▸ Work to complete
Each line holding the word "otra" counts once; give the total and nothing more.

▸ Excerpted data
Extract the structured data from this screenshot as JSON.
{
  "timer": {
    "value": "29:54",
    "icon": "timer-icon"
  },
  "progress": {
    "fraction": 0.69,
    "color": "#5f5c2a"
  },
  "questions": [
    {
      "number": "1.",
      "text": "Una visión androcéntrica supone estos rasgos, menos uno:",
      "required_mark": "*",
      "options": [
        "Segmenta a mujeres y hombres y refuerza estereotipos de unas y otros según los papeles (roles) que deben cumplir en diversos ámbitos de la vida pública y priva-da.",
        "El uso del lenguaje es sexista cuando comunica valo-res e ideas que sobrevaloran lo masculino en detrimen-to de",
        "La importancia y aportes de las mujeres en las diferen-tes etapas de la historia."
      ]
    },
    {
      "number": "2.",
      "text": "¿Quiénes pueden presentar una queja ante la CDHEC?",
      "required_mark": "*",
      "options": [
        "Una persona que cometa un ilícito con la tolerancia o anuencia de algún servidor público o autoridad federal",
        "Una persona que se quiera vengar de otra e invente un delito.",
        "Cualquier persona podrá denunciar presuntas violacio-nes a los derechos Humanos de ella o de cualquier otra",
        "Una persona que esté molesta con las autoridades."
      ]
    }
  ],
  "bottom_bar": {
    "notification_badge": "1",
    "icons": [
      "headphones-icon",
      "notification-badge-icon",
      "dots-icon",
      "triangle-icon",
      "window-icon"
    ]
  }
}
* * *
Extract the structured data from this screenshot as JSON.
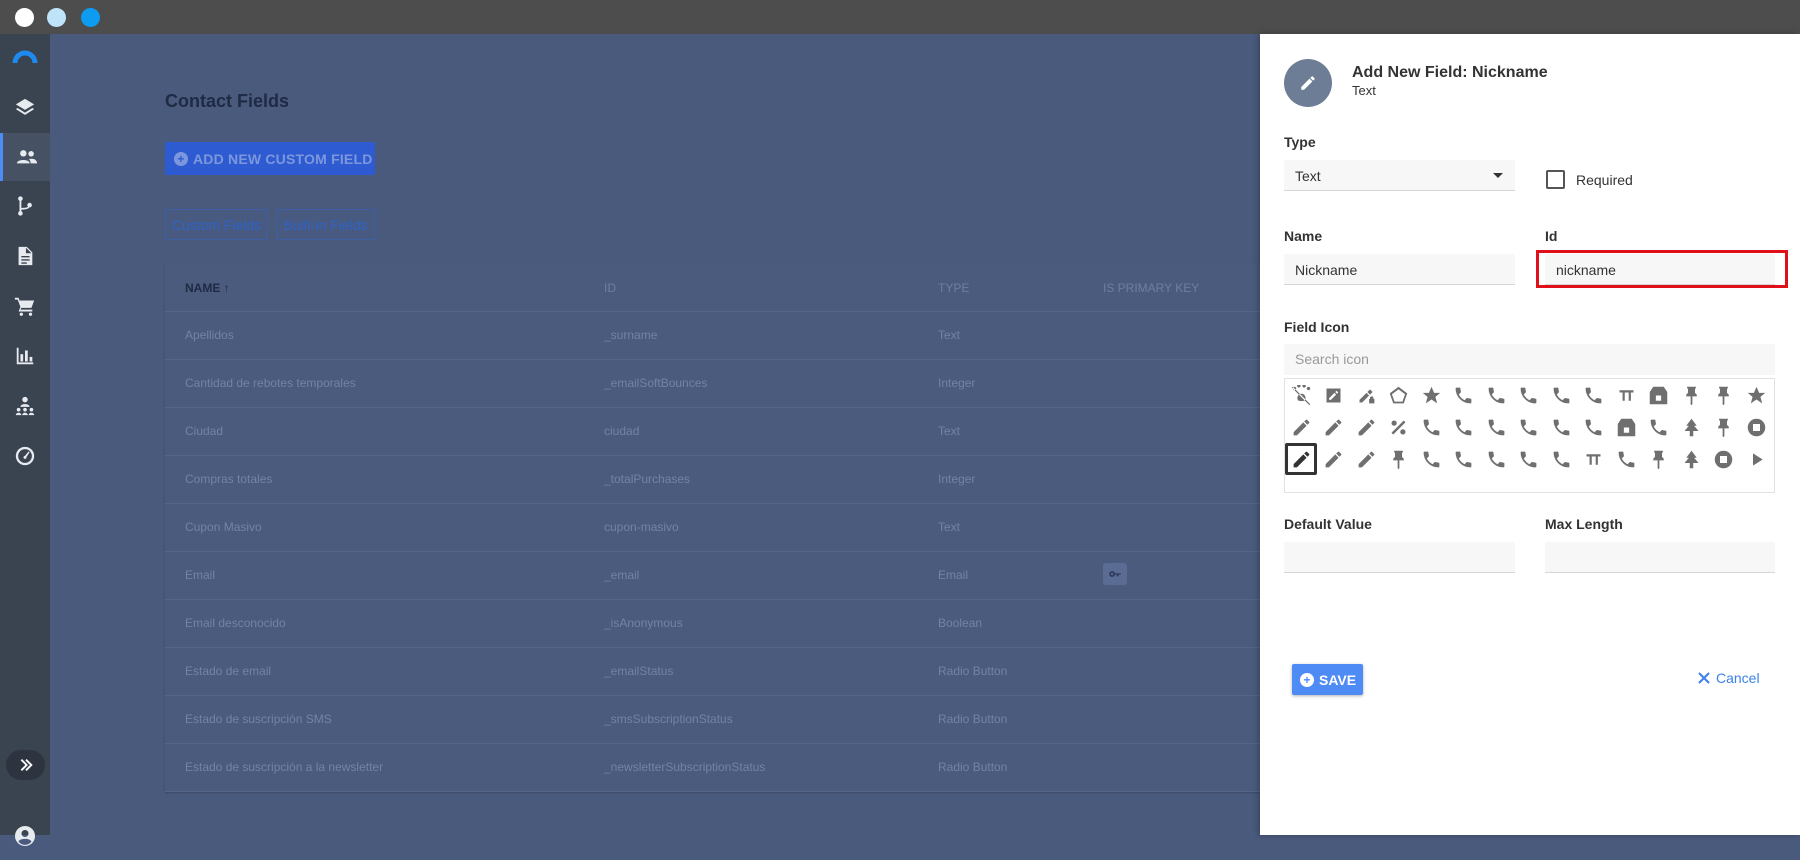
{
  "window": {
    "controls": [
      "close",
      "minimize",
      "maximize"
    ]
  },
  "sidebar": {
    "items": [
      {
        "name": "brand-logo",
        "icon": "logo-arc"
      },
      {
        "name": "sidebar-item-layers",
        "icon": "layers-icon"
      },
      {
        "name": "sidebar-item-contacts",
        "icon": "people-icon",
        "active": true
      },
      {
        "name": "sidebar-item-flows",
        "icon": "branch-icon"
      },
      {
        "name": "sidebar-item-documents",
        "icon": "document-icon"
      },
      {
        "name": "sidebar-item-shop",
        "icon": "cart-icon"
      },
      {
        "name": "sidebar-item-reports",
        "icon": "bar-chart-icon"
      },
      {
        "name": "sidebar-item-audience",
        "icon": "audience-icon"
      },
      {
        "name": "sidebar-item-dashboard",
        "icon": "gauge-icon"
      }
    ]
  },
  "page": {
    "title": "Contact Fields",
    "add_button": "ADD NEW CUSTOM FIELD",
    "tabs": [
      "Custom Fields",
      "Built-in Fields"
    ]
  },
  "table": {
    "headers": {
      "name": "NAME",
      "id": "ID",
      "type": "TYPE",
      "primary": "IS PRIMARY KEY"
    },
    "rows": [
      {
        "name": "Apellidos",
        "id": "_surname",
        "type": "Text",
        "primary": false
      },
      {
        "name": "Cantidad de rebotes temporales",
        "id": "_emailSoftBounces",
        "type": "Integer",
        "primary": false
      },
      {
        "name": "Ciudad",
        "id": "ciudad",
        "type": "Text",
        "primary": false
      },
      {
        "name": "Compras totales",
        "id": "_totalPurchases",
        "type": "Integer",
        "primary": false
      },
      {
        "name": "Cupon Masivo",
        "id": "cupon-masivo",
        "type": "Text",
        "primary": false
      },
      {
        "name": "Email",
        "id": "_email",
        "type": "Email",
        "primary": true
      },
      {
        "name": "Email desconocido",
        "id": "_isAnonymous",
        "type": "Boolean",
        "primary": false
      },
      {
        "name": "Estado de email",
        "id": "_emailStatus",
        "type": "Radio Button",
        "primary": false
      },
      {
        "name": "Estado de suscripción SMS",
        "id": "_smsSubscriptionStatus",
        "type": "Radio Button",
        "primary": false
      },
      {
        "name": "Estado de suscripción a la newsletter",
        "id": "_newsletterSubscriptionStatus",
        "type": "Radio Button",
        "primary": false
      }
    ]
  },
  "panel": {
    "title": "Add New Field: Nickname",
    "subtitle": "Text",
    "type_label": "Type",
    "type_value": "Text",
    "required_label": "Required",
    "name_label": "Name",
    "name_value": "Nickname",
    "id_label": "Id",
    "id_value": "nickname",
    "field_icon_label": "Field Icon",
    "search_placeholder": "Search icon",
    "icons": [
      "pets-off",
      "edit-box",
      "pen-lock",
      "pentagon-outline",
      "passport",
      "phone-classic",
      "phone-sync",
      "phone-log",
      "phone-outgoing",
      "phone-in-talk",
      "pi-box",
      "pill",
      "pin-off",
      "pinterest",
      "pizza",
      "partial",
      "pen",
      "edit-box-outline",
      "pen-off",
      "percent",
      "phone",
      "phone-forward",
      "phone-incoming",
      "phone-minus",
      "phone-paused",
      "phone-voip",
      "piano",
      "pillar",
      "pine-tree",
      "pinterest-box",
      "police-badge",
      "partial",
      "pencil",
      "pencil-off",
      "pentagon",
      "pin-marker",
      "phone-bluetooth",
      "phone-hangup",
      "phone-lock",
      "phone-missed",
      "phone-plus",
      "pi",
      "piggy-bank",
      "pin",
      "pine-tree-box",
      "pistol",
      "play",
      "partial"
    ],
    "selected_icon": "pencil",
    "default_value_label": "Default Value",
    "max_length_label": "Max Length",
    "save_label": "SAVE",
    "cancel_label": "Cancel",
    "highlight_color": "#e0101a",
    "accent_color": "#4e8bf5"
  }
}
--
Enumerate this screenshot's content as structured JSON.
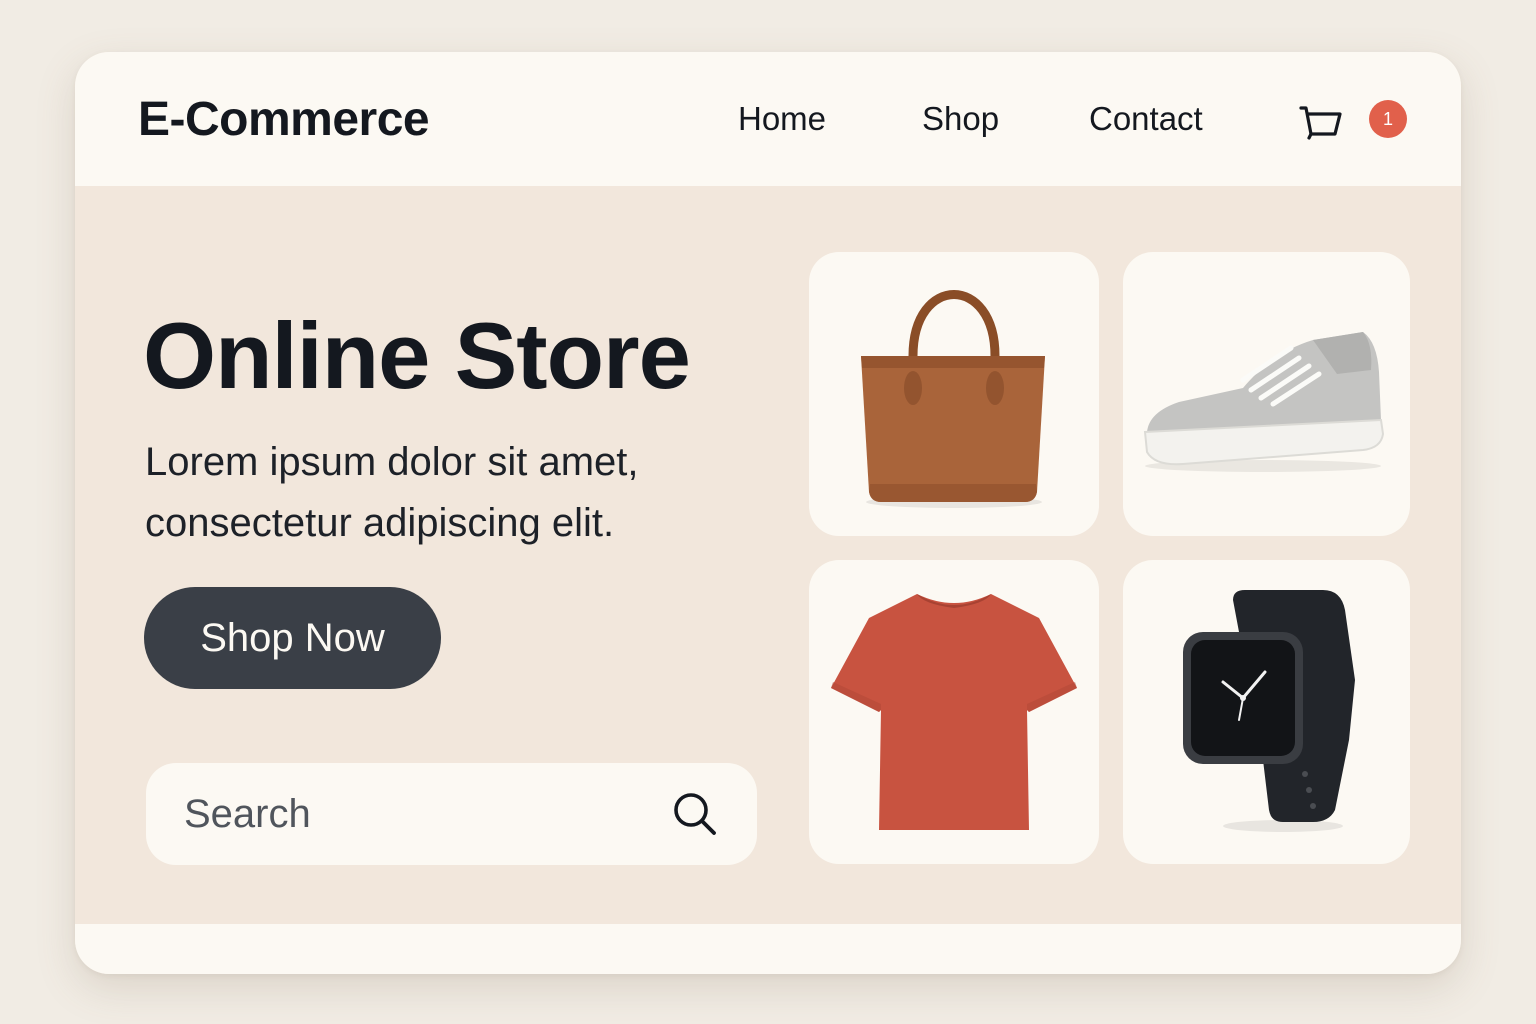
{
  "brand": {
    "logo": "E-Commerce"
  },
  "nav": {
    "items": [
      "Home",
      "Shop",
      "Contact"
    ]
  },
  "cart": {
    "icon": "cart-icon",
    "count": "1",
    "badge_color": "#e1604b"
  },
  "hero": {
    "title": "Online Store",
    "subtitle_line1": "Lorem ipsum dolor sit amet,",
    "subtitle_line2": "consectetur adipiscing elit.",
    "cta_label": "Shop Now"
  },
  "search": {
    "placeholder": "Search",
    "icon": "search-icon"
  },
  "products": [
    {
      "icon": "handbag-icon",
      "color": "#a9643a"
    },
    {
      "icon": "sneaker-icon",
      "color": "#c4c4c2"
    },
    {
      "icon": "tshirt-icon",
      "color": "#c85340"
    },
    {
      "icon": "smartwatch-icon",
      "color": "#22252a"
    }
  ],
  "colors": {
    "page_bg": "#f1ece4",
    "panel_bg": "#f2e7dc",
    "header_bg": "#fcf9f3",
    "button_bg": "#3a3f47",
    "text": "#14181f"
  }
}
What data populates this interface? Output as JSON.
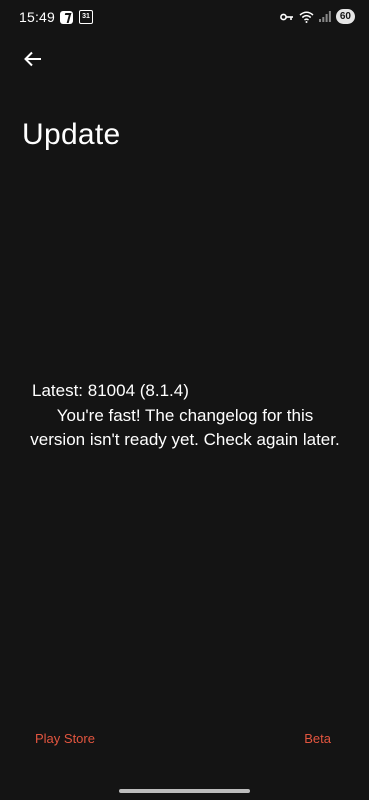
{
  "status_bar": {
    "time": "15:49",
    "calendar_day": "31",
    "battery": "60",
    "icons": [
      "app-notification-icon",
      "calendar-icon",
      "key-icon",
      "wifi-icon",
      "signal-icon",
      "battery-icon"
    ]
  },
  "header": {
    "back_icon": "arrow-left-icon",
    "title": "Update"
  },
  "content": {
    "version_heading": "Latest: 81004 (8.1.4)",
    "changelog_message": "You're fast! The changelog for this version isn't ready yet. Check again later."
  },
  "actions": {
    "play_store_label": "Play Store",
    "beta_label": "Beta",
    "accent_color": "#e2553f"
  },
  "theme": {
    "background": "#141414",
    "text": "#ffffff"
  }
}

▸ Response
2